** THE PROBLEM **
Copy the listing below in full and skip every picture.
## start RECORD LIST
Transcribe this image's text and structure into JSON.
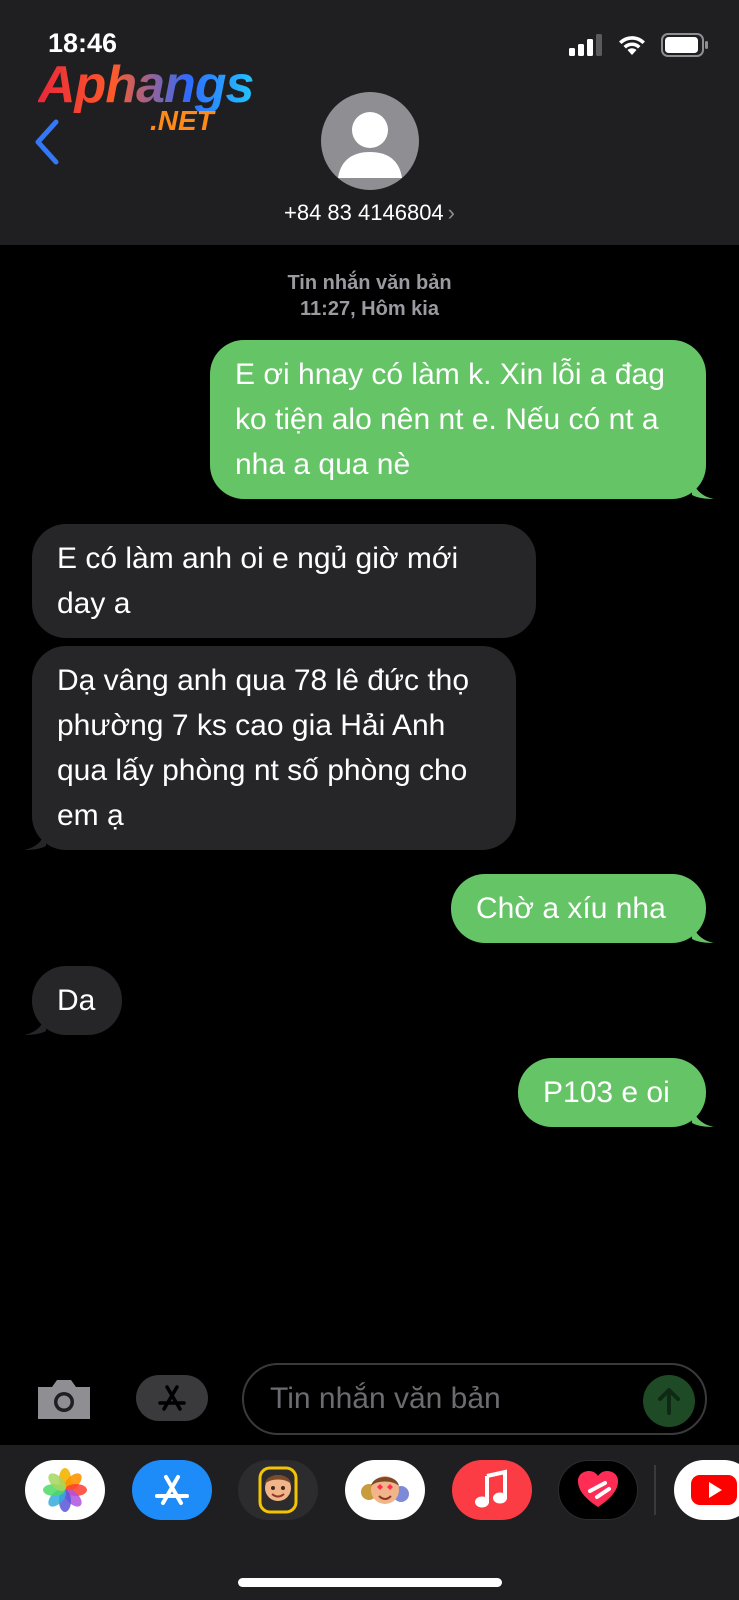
{
  "status_bar": {
    "time": "18:46"
  },
  "logo": {
    "main": "Aphangs",
    "sub": ".NET"
  },
  "header": {
    "contact": "+84 83 4146804",
    "chevron": "›"
  },
  "thread": {
    "service_label": "Tin nhắn văn bản",
    "timestamp": "11:27, Hôm kia",
    "messages": [
      {
        "direction": "outgoing",
        "text": "E ơi hnay có làm k. Xin lỗi a đag ko tiện alo nên nt e. Nếu có nt a nha a qua nè"
      },
      {
        "direction": "incoming",
        "text": "E có làm anh oi e ngủ giờ mới day a"
      },
      {
        "direction": "incoming",
        "text": "Dạ vâng anh qua 78 lê đức thọ phường 7 ks cao gia Hải Anh qua lấy phòng nt số phòng cho em ạ"
      },
      {
        "direction": "outgoing",
        "text": "Chờ a xíu nha"
      },
      {
        "direction": "incoming",
        "text": "Da"
      },
      {
        "direction": "outgoing",
        "text": "P103 e oi"
      }
    ]
  },
  "composer": {
    "placeholder": "Tin nhắn văn bản"
  },
  "dock_apps": [
    "photos-icon",
    "app-store-icon",
    "memoji-icon",
    "animoji-stickers-icon",
    "music-icon",
    "digital-touch-icon",
    "youtube-icon"
  ],
  "colors": {
    "outgoing_bubble": "#65c466",
    "incoming_bubble": "#262628",
    "accent": "#3478f6"
  }
}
## end RECORD LIST
** SOLVED EXERCISE **
Transcribe this image's text and structure into JSON.
{
  "status_bar": {
    "time": "18:46"
  },
  "logo": {
    "main": "Aphangs",
    "sub": ".NET"
  },
  "header": {
    "contact": "+84 83 4146804",
    "chevron": "›"
  },
  "thread": {
    "service_label": "Tin nhắn văn bản",
    "timestamp": "11:27, Hôm kia",
    "messages": [
      {
        "direction": "outgoing",
        "text": "E ơi hnay có làm k. Xin lỗi a đag ko tiện alo nên nt e. Nếu có nt a nha a qua nè"
      },
      {
        "direction": "incoming",
        "text": "E có làm anh oi e ngủ giờ mới day a"
      },
      {
        "direction": "incoming",
        "text": "Dạ vâng anh qua 78 lê đức thọ phường 7 ks cao gia Hải Anh qua lấy phòng nt số phòng cho em ạ"
      },
      {
        "direction": "outgoing",
        "text": "Chờ a xíu nha"
      },
      {
        "direction": "incoming",
        "text": "Da"
      },
      {
        "direction": "outgoing",
        "text": "P103 e oi"
      }
    ]
  },
  "composer": {
    "placeholder": "Tin nhắn văn bản"
  },
  "dock_apps": [
    "photos-icon",
    "app-store-icon",
    "memoji-icon",
    "animoji-stickers-icon",
    "music-icon",
    "digital-touch-icon",
    "youtube-icon"
  ],
  "colors": {
    "outgoing_bubble": "#65c466",
    "incoming_bubble": "#262628",
    "accent": "#3478f6"
  }
}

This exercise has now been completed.